PROBLEM DETAILS:
Every record must be copied exactly, except that pictures are dropped.

MATERIAL SUPPLIED:
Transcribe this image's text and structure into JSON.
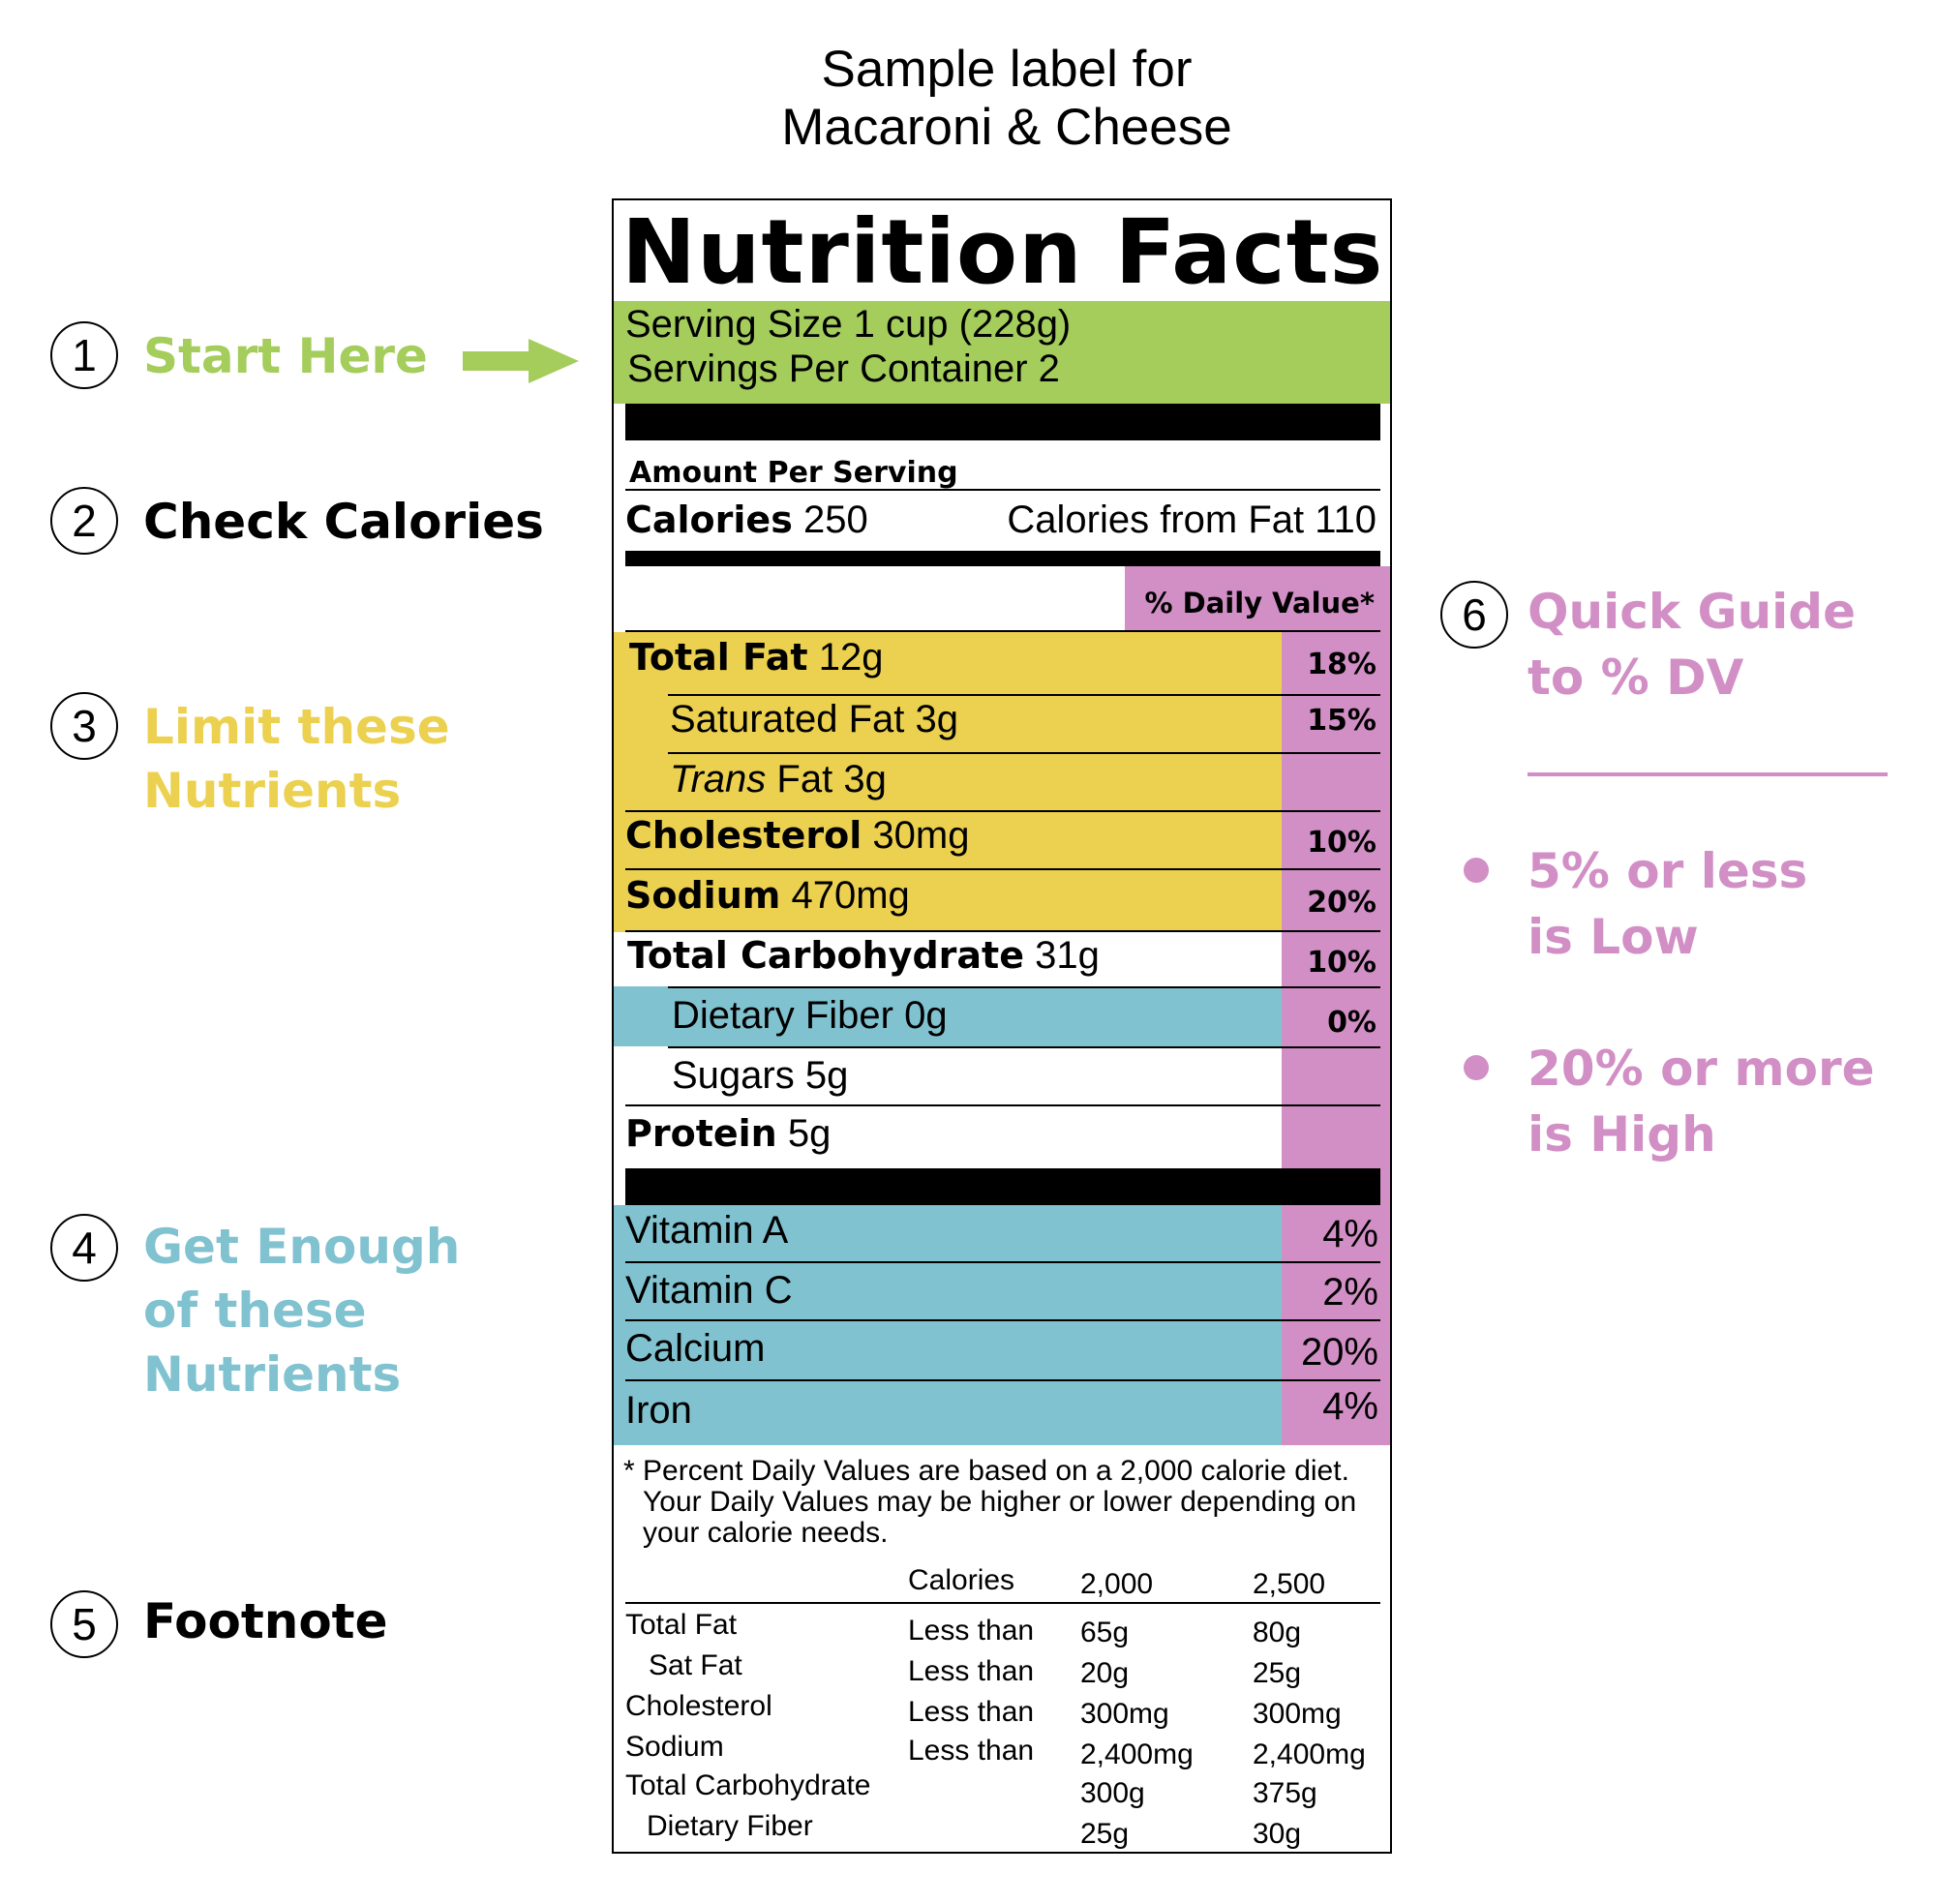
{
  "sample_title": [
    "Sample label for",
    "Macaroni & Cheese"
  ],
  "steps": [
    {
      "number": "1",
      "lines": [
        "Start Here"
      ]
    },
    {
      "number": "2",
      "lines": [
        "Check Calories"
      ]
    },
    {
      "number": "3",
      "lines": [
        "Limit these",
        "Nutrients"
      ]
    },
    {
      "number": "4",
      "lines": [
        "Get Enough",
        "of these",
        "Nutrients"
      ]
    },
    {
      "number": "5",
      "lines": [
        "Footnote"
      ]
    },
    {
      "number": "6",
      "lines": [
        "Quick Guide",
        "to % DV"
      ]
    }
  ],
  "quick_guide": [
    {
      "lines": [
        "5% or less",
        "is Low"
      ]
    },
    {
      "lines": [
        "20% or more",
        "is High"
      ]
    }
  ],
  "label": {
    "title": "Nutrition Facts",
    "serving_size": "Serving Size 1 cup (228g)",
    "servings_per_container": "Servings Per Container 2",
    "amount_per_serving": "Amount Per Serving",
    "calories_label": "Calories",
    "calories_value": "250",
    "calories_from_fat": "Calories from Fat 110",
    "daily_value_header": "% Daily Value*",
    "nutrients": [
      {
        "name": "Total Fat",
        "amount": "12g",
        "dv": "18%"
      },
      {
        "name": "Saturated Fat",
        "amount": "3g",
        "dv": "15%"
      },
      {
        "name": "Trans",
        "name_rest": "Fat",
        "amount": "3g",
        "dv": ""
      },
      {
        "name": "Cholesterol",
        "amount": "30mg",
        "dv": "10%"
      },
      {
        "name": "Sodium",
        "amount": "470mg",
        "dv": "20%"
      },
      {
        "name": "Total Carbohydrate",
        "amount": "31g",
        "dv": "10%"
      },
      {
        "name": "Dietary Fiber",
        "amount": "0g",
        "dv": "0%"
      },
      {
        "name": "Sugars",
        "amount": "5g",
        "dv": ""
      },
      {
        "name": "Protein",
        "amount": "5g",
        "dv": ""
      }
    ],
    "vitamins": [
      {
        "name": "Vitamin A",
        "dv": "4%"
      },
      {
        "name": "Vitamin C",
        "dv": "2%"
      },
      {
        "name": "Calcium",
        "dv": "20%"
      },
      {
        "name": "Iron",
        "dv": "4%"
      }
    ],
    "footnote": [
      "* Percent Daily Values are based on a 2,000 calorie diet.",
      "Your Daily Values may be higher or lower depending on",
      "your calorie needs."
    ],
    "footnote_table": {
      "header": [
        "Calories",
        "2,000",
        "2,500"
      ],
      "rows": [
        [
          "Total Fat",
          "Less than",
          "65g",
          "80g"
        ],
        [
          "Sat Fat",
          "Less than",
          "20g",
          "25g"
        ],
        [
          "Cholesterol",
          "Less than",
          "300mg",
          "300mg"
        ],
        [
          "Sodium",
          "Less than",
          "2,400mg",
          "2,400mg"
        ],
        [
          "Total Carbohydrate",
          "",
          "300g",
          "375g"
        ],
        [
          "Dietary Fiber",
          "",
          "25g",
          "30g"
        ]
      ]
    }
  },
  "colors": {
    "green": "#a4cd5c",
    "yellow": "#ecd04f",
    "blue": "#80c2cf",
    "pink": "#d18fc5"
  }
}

RESULT OF THE EXERCISE:
Transcribe this image's text and structure into JSON.
{
  "sample_title": [
    "Sample label for",
    "Macaroni & Cheese"
  ],
  "steps": [
    {
      "number": "1",
      "lines": [
        "Start Here"
      ]
    },
    {
      "number": "2",
      "lines": [
        "Check Calories"
      ]
    },
    {
      "number": "3",
      "lines": [
        "Limit these",
        "Nutrients"
      ]
    },
    {
      "number": "4",
      "lines": [
        "Get Enough",
        "of these",
        "Nutrients"
      ]
    },
    {
      "number": "5",
      "lines": [
        "Footnote"
      ]
    },
    {
      "number": "6",
      "lines": [
        "Quick Guide",
        "to % DV"
      ]
    }
  ],
  "quick_guide": [
    {
      "lines": [
        "5% or less",
        "is Low"
      ]
    },
    {
      "lines": [
        "20% or more",
        "is High"
      ]
    }
  ],
  "label": {
    "title": "Nutrition Facts",
    "serving_size": "Serving Size 1 cup (228g)",
    "servings_per_container": "Servings Per Container 2",
    "amount_per_serving": "Amount Per Serving",
    "calories_label": "Calories",
    "calories_value": "250",
    "calories_from_fat": "Calories from Fat 110",
    "daily_value_header": "% Daily Value*",
    "nutrients": [
      {
        "name": "Total Fat",
        "amount": "12g",
        "dv": "18%"
      },
      {
        "name": "Saturated Fat",
        "amount": "3g",
        "dv": "15%"
      },
      {
        "name": "Trans",
        "name_rest": "Fat",
        "amount": "3g",
        "dv": ""
      },
      {
        "name": "Cholesterol",
        "amount": "30mg",
        "dv": "10%"
      },
      {
        "name": "Sodium",
        "amount": "470mg",
        "dv": "20%"
      },
      {
        "name": "Total Carbohydrate",
        "amount": "31g",
        "dv": "10%"
      },
      {
        "name": "Dietary Fiber",
        "amount": "0g",
        "dv": "0%"
      },
      {
        "name": "Sugars",
        "amount": "5g",
        "dv": ""
      },
      {
        "name": "Protein",
        "amount": "5g",
        "dv": ""
      }
    ],
    "vitamins": [
      {
        "name": "Vitamin A",
        "dv": "4%"
      },
      {
        "name": "Vitamin C",
        "dv": "2%"
      },
      {
        "name": "Calcium",
        "dv": "20%"
      },
      {
        "name": "Iron",
        "dv": "4%"
      }
    ],
    "footnote": [
      "* Percent Daily Values are based on a 2,000 calorie diet.",
      "Your Daily Values may be higher or lower depending on",
      "your calorie needs."
    ],
    "footnote_table": {
      "header": [
        "Calories",
        "2,000",
        "2,500"
      ],
      "rows": [
        [
          "Total Fat",
          "Less than",
          "65g",
          "80g"
        ],
        [
          "Sat Fat",
          "Less than",
          "20g",
          "25g"
        ],
        [
          "Cholesterol",
          "Less than",
          "300mg",
          "300mg"
        ],
        [
          "Sodium",
          "Less than",
          "2,400mg",
          "2,400mg"
        ],
        [
          "Total Carbohydrate",
          "",
          "300g",
          "375g"
        ],
        [
          "Dietary Fiber",
          "",
          "25g",
          "30g"
        ]
      ]
    }
  },
  "colors": {
    "green": "#a4cd5c",
    "yellow": "#ecd04f",
    "blue": "#80c2cf",
    "pink": "#d18fc5"
  }
}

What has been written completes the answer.